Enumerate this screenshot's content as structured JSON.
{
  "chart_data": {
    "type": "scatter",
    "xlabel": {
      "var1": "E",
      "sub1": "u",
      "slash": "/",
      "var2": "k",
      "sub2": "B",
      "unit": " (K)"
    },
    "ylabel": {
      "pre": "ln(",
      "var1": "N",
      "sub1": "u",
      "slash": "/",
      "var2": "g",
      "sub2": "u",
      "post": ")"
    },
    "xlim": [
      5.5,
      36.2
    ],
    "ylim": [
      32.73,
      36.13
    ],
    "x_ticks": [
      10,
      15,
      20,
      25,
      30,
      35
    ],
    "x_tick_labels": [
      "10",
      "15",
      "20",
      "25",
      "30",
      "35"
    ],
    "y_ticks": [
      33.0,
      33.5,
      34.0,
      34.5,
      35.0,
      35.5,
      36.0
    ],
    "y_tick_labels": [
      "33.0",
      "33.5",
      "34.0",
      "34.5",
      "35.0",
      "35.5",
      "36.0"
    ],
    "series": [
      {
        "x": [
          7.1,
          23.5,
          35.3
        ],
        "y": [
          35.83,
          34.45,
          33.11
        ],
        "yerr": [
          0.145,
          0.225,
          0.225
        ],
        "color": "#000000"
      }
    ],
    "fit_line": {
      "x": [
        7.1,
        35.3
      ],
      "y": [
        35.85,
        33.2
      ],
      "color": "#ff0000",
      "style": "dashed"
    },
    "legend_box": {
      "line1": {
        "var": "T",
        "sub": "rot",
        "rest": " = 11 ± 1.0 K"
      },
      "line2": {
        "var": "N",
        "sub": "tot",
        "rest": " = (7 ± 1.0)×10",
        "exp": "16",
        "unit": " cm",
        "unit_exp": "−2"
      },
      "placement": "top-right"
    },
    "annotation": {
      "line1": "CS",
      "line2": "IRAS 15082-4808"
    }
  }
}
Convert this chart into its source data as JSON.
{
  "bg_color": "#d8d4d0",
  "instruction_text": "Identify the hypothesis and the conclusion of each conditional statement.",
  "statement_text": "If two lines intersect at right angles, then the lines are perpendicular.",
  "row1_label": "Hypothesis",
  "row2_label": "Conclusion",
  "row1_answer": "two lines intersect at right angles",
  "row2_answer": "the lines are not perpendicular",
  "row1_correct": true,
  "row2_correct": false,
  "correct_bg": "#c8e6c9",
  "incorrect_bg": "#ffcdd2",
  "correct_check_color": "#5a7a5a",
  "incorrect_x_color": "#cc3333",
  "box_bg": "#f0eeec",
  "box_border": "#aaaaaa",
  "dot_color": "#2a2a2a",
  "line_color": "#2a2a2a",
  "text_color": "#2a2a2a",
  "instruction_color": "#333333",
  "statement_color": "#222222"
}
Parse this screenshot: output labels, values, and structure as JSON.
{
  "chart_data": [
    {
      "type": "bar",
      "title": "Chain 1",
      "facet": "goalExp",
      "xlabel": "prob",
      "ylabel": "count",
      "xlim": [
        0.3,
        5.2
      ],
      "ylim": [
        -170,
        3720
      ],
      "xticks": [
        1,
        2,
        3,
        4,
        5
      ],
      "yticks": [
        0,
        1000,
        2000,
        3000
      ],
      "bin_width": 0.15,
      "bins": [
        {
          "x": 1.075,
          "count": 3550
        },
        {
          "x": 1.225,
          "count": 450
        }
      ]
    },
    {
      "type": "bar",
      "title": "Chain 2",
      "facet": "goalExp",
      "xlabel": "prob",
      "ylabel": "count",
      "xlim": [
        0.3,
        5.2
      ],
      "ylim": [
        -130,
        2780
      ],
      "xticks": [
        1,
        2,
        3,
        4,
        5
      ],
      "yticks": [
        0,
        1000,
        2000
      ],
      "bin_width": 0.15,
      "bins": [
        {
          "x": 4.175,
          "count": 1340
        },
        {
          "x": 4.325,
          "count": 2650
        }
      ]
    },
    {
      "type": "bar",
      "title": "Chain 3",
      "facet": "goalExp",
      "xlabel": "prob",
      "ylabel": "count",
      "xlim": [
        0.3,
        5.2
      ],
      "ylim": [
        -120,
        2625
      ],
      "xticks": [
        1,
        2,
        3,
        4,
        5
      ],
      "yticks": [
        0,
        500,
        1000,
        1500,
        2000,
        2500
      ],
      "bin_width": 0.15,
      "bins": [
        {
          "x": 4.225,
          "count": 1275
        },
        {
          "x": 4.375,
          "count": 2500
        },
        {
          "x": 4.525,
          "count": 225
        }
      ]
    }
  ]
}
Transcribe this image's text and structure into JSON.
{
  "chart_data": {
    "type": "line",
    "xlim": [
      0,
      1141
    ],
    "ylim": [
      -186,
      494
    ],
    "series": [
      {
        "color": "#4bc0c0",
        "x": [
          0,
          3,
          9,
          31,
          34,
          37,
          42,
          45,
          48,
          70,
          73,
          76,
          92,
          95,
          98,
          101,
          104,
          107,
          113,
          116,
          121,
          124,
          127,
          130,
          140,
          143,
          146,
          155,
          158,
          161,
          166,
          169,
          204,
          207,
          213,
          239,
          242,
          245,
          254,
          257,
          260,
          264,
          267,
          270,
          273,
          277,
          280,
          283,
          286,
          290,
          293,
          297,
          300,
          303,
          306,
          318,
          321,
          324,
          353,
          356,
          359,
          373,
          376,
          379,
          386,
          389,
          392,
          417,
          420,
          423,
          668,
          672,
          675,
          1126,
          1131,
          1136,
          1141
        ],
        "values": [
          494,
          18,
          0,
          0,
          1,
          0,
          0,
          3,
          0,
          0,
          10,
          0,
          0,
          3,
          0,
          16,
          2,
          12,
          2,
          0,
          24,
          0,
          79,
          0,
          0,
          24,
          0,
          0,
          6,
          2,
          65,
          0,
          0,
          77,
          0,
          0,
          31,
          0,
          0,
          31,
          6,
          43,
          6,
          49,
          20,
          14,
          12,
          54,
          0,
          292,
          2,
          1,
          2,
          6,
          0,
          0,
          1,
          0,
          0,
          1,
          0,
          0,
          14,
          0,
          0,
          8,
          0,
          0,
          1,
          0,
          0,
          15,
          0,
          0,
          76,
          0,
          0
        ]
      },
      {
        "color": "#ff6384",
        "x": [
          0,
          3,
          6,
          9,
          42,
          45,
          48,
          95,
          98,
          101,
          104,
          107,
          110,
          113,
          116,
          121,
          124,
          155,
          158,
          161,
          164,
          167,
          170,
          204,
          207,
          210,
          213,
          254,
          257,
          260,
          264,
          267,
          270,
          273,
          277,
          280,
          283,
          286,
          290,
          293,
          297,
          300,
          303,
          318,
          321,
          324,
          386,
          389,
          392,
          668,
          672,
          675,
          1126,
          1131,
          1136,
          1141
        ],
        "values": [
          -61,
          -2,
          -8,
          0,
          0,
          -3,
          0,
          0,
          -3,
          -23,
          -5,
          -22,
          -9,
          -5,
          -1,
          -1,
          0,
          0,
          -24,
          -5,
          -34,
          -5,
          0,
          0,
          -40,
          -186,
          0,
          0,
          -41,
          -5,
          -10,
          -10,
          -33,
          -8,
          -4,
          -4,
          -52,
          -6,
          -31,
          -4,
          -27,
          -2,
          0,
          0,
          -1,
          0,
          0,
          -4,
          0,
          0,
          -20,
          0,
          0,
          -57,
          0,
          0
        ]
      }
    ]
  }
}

-*-

● **Aim**:
Select every line where the word "right" occurs.

● **Output of the exercise**:
      "placement": "top-right"
  "statement_text": "If two lines intersect at right angles, then the lines are perpendicular.",
  "row1_answer": "two lines intersect at right angles",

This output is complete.